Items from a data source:
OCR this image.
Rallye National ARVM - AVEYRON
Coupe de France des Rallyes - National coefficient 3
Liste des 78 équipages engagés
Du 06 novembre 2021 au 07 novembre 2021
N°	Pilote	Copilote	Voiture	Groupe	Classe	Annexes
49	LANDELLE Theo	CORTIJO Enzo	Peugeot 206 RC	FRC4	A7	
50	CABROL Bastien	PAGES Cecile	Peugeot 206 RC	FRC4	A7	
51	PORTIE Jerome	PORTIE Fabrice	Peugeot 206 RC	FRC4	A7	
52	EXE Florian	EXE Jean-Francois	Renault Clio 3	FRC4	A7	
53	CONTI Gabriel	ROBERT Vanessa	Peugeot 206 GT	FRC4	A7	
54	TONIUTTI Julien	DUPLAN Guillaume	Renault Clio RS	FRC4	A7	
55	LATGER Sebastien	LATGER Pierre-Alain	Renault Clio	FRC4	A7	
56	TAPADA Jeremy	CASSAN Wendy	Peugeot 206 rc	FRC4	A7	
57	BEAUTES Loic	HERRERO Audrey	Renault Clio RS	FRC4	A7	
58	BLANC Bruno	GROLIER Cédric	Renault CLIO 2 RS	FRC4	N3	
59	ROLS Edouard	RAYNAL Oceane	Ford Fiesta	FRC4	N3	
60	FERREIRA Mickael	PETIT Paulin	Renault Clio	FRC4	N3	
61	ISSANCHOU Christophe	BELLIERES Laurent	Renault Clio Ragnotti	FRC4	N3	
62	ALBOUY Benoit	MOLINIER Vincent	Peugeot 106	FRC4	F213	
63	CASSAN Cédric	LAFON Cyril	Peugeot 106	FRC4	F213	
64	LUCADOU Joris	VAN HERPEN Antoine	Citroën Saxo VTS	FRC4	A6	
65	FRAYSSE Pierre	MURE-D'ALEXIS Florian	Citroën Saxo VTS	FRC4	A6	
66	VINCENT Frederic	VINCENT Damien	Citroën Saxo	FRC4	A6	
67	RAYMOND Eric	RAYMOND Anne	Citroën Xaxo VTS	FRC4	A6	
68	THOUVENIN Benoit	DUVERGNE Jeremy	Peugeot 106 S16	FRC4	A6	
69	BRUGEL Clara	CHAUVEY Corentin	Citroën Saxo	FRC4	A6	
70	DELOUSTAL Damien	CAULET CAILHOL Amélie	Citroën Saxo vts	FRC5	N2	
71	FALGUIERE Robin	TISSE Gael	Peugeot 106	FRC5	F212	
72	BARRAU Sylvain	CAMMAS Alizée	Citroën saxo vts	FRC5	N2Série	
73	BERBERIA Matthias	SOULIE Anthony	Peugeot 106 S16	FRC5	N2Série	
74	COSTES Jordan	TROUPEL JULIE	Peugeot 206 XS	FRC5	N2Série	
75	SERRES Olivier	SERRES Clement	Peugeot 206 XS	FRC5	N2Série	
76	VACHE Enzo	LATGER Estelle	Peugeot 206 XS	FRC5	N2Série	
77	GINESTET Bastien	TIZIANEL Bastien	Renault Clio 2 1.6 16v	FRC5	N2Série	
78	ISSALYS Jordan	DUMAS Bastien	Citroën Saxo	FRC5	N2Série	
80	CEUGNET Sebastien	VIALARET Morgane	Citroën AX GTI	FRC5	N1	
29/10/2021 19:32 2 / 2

— REQUIRED WORK —
Extract every record. Keep wording exact.

— FULL SOLUTION —
OCR this image.
Rallye National ARVM - AVEYRON
Coupe de France des Rallyes - National coefficient 3
Liste des 78 équipages engagés
Du 06 novembre 2021 au 07 novembre 2021
N°	Pilote	Copilote	Voiture	Groupe	Classe	Annexes
49	LANDELLE Theo	CORTIJO Enzo	Peugeot 206 RC	FRC4	A7	
50	CABROL Bastien	PAGES Cecile	Peugeot 206 RC	FRC4	A7	
51	PORTIE Jerome	PORTIE Fabrice	Peugeot 206 RC	FRC4	A7	
52	EXE Florian	EXE Jean-Francois	Renault Clio 3	FRC4	A7	
53	CONTI Gabriel	ROBERT Vanessa	Peugeot 206 GT	FRC4	A7	
54	TONIUTTI Julien	DUPLAN Guillaume	Renault Clio RS	FRC4	A7	
55	LATGER Sebastien	LATGER Pierre-Alain	Renault Clio	FRC4	A7	
56	TAPADA Jeremy	CASSAN Wendy	Peugeot 206 rc	FRC4	A7	
57	BEAUTES Loic	HERRERO Audrey	Renault Clio RS	FRC4	A7	
58	BLANC Bruno	GROLIER Cédric	Renault CLIO 2 RS	FRC4	N3	
59	ROLS Edouard	RAYNAL Oceane	Ford Fiesta	FRC4	N3	
60	FERREIRA Mickael	PETIT Paulin	Renault Clio	FRC4	N3	
61	ISSANCHOU Christophe	BELLIERES Laurent	Renault Clio Ragnotti	FRC4	N3	
62	ALBOUY Benoit	MOLINIER Vincent	Peugeot 106	FRC4	F213	
63	CASSAN Cédric	LAFON Cyril	Peugeot 106	FRC4	F213	
64	LUCADOU Joris	VAN HERPEN Antoine	Citroën Saxo VTS	FRC4	A6	
65	FRAYSSE Pierre	MURE-D'ALEXIS Florian	Citroën Saxo VTS	FRC4	A6	
66	VINCENT Frederic	VINCENT Damien	Citroën Saxo	FRC4	A6	
67	RAYMOND Eric	RAYMOND Anne	Citroën Xaxo VTS	FRC4	A6	
68	THOUVENIN Benoit	DUVERGNE Jeremy	Peugeot 106 S16	FRC4	A6	
69	BRUGEL Clara	CHAUVEY Corentin	Citroën Saxo	FRC4	A6	
70	DELOUSTAL Damien	CAULET CAILHOL Amélie	Citroën Saxo vts	FRC5	N2	
71	FALGUIERE Robin	TISSE Gael	Peugeot 106	FRC5	F212	
72	BARRAU Sylvain	CAMMAS Alizée	Citroën saxo vts	FRC5	N2Série	
73	BERBERIA Matthias	SOULIE Anthony	Peugeot 106 S16	FRC5	N2Série	
74	COSTES Jordan	TROUPEL JULIE	Peugeot 206 XS	FRC5	N2Série	
75	SERRES Olivier	SERRES Clement	Peugeot 206 XS	FRC5	N2Série	
76	VACHE Enzo	LATGER Estelle	Peugeot 206 XS	FRC5	N2Série	
77	GINESTET Bastien	TIZIANEL Bastien	Renault Clio 2 1.6 16v	FRC5	N2Série	
78	ISSALYS Jordan	DUMAS Bastien	Citroën Saxo	FRC5	N2Série	
80	CEUGNET Sebastien	VIALARET Morgane	Citroën AX GTI	FRC5	N1	
29/10/2021 19:32 2 / 2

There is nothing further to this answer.